From the excerpt below on cardiomyopathy in conscripts, extract the passage that starts at the words "The Ethics Committee" and stops after "Declaration of Helsinki.".

◆ Selected extract:
________

The Ethics Committee of the University of Gothenburg and Confidentiality Clearance at Statistics Sweden approved the study, and the investigation conforms to the principles outlined in the Declaration of Helsinki.

Results

Study Population and Follow-Up

Of the 1 668 893 conscripts in the study (96% who were 18 or 19 years of age; mean, 18.3 years; SD, 0.7 year), 4477 were diagnosed with cardiomyopathy during follow-up (median, 27 years; quartile 1–3, 19–35 years; 44 346 736 person-years; Figure I in the online-only Data Supplement). The most common form was dilated cardiomyopathy (59%, n=2631). There were 673 cases of hypertrophic cardiomyopathy and 480 cases of alcohol/drug-induced cardiomyopathy (15% and 11%, respectively). Only 4 cases of dilated, none of the hypertrophic, and 11 of the alcohol/drug-induced cardiomyopathies were diagnosed from the death registry alone, without prior hospitalization. Baseline data by BMI categories are shown in Table 1; 79.6% of the men were normal weight (BMI, 18.5–<25 kg/m2), 10.0% were overweight (BMI, 25–<30 kg/m2), and 2.2% were obese, of whom 7383 (0.4% of the study population) had a BMI of ≥35 kg/m2. Blood pressure increased with increasing body weight. Cardiorespiratory fitness was highest in men with midrange BMI, whereas high muscle strength was much more common in obese compared with lean men. Overall, a low proportion (0.9%) of conscripts was identified with alcohol/substance use disorders.

________

Data for recognizing document structure:
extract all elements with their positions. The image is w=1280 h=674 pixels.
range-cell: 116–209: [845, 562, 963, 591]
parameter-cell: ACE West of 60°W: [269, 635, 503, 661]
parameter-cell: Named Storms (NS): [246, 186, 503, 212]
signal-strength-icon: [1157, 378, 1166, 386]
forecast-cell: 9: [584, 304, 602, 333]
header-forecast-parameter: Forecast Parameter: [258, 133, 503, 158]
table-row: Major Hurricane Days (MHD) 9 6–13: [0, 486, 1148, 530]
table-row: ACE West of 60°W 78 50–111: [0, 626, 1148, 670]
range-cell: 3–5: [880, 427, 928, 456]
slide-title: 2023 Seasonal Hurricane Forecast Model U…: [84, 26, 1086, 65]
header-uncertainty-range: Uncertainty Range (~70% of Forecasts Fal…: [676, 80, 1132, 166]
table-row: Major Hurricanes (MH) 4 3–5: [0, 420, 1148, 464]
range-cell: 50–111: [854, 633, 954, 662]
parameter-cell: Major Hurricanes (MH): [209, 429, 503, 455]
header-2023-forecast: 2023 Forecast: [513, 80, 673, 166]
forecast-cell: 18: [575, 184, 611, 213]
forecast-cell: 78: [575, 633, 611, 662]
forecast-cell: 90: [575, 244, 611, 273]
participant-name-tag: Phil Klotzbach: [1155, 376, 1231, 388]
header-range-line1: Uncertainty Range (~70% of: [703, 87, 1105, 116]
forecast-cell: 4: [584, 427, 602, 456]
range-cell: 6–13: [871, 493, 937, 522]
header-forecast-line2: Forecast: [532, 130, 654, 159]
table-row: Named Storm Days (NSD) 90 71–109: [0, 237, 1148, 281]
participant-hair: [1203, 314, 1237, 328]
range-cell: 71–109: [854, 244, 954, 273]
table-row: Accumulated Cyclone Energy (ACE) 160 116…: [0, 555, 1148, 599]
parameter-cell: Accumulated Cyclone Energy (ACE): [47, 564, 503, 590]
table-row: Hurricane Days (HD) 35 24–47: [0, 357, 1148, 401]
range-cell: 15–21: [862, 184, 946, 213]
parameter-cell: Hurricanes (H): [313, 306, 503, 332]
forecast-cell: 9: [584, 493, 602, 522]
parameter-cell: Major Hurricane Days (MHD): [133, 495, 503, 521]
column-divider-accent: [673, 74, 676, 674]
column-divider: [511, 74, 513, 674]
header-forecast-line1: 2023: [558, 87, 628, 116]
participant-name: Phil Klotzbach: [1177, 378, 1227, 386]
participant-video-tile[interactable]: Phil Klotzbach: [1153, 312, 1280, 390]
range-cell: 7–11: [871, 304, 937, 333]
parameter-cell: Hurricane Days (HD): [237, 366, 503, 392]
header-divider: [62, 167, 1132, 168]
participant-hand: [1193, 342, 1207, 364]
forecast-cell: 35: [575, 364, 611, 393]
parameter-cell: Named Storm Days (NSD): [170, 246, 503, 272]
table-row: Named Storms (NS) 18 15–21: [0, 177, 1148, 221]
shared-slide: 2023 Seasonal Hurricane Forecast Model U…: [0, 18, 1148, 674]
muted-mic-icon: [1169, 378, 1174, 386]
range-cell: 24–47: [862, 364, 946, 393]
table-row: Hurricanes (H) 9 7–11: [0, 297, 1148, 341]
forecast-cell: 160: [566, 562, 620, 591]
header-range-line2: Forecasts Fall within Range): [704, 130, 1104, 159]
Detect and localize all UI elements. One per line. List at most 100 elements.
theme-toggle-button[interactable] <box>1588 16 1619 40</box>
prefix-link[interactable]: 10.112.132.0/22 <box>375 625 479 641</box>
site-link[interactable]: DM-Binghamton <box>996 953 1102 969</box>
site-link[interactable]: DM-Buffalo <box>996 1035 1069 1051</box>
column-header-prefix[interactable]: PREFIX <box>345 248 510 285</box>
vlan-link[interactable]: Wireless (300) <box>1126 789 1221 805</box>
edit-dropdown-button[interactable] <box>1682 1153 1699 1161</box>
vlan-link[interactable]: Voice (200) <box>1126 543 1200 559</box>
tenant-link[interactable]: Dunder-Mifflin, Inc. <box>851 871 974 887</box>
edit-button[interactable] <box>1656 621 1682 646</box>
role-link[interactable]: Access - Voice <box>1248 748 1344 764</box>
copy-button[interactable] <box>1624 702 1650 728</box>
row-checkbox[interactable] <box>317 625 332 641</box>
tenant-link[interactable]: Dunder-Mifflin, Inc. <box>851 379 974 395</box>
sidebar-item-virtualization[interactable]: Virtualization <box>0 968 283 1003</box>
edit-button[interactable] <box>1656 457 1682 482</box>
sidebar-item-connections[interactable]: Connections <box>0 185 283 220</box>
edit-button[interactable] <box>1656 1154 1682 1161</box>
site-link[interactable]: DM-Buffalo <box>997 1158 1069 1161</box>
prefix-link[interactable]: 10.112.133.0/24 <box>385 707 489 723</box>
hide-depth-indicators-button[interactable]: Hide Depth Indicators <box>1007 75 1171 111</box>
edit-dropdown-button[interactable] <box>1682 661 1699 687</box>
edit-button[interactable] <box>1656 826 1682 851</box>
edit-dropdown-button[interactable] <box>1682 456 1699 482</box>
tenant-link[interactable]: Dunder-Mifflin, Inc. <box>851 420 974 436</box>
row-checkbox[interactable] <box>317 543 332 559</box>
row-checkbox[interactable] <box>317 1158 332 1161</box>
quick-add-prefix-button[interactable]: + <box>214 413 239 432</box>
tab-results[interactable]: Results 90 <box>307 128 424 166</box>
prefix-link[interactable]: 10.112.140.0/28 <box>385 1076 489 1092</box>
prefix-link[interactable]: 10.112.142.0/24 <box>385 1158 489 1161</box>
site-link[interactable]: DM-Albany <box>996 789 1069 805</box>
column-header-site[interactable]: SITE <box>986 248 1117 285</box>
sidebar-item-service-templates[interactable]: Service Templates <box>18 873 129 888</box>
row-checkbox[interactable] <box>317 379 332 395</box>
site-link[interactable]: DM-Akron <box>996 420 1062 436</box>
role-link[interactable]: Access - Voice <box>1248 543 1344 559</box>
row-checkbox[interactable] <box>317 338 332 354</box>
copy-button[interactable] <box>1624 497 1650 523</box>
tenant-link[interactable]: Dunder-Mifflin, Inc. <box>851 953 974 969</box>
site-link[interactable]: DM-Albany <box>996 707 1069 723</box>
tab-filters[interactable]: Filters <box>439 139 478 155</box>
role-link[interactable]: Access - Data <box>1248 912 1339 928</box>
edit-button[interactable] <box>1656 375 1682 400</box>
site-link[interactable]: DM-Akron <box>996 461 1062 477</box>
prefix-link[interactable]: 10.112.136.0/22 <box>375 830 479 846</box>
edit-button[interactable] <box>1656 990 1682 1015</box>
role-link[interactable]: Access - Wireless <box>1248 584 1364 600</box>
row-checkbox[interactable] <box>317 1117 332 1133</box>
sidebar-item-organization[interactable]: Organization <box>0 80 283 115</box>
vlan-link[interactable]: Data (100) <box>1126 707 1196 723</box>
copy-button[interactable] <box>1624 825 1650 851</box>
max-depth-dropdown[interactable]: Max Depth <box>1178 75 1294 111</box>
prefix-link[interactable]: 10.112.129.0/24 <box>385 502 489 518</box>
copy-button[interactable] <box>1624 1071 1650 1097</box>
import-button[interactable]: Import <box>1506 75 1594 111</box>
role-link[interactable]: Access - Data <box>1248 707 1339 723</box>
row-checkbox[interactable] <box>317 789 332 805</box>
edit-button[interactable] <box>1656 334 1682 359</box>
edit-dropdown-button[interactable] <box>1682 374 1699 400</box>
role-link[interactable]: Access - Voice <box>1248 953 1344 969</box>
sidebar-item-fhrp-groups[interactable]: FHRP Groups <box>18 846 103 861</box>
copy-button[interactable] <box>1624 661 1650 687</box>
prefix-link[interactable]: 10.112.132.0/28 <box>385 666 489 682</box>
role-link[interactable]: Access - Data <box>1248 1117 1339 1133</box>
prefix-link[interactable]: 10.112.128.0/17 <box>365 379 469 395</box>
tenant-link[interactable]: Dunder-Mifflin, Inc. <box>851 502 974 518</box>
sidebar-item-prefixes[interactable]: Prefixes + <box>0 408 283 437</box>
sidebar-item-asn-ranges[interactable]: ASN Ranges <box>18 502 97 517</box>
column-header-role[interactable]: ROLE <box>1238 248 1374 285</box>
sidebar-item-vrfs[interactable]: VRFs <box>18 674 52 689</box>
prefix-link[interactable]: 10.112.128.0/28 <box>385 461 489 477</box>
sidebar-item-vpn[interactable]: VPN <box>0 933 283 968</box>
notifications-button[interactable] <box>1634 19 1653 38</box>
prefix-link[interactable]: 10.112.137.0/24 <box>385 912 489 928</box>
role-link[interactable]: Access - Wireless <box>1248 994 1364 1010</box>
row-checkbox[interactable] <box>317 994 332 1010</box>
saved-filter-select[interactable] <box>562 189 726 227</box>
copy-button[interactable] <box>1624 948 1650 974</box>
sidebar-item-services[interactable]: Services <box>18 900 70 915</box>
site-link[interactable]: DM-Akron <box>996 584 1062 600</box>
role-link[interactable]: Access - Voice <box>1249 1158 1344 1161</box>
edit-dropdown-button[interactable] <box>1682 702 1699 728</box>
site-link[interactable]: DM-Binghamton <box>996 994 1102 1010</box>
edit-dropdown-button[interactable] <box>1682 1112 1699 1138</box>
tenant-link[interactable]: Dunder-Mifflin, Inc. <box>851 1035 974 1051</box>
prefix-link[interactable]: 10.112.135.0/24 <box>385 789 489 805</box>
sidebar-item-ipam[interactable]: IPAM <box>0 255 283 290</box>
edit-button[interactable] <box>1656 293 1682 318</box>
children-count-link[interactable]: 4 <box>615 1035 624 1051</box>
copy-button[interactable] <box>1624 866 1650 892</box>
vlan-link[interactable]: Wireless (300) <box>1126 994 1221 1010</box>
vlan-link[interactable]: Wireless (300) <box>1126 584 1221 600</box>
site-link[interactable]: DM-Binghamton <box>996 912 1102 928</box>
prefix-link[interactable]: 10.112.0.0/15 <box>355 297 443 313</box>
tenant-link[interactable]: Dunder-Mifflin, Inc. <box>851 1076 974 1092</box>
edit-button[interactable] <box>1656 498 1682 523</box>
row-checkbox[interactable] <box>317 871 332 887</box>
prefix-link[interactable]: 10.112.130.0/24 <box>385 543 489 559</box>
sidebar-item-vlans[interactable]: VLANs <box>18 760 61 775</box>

________

◆ Written solution:
The Ethics Committee of the University of Gothenburg and Confidentiality Clearance at Statistics Sweden approved the study, and the investigation conforms to the principles outlined in the Declaration of Helsinki.